▶ [What is being asked]
Retype every entry word for word.

▶ [Supplied material]
++++++++++

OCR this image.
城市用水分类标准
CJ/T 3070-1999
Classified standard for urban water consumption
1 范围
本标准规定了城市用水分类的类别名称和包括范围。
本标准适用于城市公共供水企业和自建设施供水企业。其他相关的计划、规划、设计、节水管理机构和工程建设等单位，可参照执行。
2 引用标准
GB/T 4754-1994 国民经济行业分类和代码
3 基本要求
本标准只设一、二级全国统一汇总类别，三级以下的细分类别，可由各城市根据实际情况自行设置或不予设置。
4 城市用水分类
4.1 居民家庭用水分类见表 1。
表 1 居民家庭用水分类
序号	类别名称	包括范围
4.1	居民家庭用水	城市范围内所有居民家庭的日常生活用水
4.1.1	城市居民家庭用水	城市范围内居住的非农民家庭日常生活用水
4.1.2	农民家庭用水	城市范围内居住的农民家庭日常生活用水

++++++++++

▶ [Exercise result]
OCR this image.
城市用水分类标准
CJ/T 3070-1999
Classified standard for urban water consumption
1 范围
本标准规定了城市用水分类的类别名称和包括范围。
本标准适用于城市公共供水企业和自建设施供水企业。其他相关的计划、规划、设计、节水管理机构和工程建设等单位，可参照执行。
2 引用标准
GB/T 4754-1994 国民经济行业分类和代码
3 基本要求
本标准只设一、二级全国统一汇总类别，三级以下的细分类别，可由各城市根据实际情况自行设置或不予设置。
4 城市用水分类
4.1 居民家庭用水分类见表 1。
表 1 居民家庭用水分类
序号	类别名称	包括范围
4.1	居民家庭用水	城市范围内所有居民家庭的日常生活用水
4.1.1	城市居民家庭用水	城市范围内居住的非农民家庭日常生活用水
4.1.2	农民家庭用水	城市范围内居住的农民家庭日常生活用水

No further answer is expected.